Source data
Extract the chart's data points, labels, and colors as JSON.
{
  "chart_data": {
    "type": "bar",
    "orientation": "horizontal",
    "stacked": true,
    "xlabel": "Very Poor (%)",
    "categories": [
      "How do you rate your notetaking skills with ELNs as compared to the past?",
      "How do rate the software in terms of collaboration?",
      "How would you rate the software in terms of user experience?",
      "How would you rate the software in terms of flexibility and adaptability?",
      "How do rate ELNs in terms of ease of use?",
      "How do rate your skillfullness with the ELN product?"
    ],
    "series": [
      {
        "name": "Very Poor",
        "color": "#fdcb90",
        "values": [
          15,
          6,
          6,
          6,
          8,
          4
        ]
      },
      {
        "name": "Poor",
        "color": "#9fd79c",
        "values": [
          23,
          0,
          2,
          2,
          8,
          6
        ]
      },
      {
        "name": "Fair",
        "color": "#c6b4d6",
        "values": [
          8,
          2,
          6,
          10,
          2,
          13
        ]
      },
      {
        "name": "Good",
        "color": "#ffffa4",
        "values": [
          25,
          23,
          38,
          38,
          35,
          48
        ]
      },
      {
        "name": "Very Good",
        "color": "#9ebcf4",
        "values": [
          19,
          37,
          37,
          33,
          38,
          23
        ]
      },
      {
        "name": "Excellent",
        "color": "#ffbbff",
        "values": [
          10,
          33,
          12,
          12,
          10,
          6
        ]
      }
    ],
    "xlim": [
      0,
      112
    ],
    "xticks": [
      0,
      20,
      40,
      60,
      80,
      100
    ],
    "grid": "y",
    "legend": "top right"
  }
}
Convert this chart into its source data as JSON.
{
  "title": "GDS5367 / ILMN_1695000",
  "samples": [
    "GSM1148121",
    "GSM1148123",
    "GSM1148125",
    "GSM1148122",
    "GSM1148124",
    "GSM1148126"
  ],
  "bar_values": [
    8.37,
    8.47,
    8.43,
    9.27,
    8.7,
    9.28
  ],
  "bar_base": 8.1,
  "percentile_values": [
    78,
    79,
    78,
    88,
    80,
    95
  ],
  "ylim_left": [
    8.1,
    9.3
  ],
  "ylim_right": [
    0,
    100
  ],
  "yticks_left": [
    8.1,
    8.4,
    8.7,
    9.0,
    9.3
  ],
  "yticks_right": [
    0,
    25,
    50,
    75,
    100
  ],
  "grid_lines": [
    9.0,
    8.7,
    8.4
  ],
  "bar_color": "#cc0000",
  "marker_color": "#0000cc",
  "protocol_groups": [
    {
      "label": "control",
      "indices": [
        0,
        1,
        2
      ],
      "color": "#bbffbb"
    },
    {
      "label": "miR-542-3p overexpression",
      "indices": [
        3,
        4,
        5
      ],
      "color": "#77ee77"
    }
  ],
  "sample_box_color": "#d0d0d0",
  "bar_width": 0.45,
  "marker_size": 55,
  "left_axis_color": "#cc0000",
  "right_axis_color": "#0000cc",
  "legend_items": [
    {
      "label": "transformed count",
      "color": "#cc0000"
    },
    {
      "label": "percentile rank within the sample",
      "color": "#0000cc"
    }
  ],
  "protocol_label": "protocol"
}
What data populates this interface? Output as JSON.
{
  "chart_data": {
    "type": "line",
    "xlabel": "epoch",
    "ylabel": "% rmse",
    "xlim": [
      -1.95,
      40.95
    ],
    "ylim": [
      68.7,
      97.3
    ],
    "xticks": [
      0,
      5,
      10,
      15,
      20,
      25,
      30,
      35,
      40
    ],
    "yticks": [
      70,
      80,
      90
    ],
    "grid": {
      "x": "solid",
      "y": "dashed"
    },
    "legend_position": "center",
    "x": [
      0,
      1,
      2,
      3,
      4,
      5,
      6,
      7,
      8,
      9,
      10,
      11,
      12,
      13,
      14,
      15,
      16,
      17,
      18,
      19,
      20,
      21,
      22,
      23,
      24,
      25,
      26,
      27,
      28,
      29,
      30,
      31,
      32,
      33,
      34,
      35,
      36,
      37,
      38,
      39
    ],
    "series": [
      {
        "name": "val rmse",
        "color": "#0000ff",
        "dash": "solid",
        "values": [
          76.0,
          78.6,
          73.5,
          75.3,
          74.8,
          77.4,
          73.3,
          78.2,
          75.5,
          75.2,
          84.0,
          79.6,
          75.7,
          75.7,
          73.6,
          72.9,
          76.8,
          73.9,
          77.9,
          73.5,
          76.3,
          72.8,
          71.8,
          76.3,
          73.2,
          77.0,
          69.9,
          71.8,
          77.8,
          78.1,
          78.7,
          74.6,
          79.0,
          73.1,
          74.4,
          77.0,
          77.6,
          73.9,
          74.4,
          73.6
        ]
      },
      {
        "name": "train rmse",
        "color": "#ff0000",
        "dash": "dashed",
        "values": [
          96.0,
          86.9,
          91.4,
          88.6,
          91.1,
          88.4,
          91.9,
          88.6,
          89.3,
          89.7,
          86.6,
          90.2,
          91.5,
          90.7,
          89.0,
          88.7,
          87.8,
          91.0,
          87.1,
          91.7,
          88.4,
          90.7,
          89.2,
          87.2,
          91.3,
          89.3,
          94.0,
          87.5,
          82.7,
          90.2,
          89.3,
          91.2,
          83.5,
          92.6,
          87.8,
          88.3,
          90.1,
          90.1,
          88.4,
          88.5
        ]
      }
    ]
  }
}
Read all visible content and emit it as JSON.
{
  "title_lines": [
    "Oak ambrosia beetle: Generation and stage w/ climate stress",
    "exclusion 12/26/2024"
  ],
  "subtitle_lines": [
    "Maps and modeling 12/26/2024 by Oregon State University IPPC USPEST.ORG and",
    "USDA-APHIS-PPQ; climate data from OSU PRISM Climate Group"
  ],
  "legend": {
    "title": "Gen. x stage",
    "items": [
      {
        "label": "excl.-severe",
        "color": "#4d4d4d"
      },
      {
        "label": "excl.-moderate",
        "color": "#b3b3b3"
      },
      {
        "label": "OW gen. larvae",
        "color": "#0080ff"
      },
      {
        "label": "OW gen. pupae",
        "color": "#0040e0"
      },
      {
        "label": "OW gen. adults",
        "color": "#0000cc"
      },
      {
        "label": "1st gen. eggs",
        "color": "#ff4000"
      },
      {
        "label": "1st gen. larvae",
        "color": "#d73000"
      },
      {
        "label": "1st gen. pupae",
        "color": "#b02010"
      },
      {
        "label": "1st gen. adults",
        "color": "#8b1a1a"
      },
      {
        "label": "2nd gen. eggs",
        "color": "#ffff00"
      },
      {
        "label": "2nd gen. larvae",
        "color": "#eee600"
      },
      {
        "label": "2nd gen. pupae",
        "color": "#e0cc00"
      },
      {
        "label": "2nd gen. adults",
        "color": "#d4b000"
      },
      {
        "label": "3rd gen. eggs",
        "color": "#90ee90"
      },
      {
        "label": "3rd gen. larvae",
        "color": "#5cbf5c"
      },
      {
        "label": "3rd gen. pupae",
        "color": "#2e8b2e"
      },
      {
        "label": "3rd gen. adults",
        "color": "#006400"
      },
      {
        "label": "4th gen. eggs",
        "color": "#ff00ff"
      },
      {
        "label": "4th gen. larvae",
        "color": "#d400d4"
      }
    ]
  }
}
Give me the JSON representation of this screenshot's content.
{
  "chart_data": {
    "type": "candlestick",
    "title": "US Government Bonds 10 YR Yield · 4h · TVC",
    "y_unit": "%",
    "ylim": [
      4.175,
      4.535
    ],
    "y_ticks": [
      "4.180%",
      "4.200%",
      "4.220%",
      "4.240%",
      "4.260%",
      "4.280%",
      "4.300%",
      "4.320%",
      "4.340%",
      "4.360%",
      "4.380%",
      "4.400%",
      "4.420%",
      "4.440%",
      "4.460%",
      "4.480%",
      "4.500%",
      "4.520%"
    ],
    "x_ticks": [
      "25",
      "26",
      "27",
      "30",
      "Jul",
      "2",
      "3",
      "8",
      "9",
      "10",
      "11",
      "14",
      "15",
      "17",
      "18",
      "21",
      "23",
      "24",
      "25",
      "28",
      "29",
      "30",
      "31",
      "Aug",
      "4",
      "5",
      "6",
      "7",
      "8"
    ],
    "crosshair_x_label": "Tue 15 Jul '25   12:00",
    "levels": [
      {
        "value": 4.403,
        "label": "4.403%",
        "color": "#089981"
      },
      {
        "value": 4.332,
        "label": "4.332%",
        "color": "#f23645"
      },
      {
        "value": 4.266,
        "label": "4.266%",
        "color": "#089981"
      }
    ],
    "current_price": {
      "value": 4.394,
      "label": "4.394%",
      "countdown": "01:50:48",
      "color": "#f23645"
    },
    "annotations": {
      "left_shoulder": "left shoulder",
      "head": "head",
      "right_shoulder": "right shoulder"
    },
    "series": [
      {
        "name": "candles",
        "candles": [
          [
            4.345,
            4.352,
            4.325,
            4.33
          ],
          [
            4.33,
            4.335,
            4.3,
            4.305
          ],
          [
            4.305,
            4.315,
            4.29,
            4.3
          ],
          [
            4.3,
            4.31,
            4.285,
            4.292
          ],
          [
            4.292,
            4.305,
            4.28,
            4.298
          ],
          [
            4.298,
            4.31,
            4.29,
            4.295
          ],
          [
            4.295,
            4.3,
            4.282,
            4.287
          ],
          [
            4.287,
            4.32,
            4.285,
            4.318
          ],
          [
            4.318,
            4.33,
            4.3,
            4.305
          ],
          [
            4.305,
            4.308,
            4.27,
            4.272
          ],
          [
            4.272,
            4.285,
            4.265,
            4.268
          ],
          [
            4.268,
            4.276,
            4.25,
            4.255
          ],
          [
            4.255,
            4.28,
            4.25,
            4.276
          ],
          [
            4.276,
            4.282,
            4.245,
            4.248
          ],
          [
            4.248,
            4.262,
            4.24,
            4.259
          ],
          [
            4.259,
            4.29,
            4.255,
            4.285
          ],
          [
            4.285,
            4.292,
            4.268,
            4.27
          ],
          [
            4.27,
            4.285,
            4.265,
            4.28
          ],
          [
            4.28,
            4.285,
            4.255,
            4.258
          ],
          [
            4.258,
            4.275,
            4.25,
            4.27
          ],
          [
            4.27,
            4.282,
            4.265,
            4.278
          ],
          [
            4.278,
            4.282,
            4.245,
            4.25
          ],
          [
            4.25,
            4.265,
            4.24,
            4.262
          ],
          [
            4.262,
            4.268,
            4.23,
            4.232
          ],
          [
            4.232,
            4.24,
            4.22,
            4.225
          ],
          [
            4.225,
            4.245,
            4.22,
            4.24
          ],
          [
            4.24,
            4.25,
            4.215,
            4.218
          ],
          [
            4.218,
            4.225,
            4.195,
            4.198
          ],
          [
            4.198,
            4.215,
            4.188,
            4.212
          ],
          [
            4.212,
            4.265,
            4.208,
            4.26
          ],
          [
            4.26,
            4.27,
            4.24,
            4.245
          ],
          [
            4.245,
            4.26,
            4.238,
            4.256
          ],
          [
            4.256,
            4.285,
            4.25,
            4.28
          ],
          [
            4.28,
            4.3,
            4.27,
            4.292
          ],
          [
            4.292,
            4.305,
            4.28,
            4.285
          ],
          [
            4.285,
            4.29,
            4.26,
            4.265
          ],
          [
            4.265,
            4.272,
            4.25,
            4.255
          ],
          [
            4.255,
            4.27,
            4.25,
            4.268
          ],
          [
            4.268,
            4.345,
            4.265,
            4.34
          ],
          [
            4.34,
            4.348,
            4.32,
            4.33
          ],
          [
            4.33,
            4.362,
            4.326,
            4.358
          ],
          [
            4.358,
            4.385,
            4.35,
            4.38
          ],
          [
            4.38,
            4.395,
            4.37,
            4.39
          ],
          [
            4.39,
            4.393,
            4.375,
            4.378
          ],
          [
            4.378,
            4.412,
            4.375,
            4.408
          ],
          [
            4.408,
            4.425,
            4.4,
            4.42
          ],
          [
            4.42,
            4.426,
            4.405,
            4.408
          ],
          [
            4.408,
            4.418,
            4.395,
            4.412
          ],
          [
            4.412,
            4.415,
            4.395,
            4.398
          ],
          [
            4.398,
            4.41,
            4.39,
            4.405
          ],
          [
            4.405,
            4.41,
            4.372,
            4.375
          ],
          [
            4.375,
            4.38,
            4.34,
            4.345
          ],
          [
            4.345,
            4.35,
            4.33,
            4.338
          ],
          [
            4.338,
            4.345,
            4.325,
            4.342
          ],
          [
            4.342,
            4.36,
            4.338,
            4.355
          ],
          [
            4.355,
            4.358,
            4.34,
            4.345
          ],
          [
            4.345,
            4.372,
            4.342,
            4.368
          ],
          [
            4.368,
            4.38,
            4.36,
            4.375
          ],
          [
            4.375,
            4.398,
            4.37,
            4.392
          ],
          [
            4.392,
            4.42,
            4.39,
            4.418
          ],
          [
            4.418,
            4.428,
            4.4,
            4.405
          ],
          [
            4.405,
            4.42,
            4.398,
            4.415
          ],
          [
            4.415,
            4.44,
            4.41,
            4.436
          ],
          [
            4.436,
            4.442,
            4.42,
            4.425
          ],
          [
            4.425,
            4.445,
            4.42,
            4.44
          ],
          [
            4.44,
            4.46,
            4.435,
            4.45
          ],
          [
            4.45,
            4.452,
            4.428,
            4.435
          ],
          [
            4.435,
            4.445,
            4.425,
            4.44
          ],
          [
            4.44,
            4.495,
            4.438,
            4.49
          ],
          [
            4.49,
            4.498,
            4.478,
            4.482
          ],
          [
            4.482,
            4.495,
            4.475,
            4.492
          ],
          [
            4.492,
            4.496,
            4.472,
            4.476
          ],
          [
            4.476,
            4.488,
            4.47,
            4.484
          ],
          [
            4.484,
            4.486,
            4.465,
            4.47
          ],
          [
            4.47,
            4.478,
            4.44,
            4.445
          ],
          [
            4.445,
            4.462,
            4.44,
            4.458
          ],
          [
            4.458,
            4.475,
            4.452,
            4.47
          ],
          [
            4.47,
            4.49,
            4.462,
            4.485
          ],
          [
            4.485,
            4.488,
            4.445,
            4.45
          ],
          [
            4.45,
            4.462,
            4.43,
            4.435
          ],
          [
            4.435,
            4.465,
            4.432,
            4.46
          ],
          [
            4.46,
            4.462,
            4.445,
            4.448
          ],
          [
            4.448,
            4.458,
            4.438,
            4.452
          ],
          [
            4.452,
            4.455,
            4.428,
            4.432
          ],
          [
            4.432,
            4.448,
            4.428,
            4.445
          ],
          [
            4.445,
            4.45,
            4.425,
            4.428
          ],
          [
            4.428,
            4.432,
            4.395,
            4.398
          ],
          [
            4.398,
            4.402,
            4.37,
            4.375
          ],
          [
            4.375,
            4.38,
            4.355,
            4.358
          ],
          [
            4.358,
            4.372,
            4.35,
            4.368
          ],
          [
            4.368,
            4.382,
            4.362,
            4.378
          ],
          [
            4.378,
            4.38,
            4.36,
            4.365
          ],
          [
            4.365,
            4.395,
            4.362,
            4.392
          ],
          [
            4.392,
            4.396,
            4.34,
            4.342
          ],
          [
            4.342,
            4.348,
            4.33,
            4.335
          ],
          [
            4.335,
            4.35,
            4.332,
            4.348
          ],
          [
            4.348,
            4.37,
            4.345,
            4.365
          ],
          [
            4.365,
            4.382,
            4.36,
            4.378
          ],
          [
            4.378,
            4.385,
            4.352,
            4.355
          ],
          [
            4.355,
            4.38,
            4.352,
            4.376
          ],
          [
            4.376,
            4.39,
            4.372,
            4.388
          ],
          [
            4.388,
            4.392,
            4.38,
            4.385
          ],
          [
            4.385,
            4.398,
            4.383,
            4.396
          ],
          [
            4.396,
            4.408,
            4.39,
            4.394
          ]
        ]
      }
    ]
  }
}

### Given request
The answer must consist solely of the number of lines in the entries that contain the word "content".

### Full response
2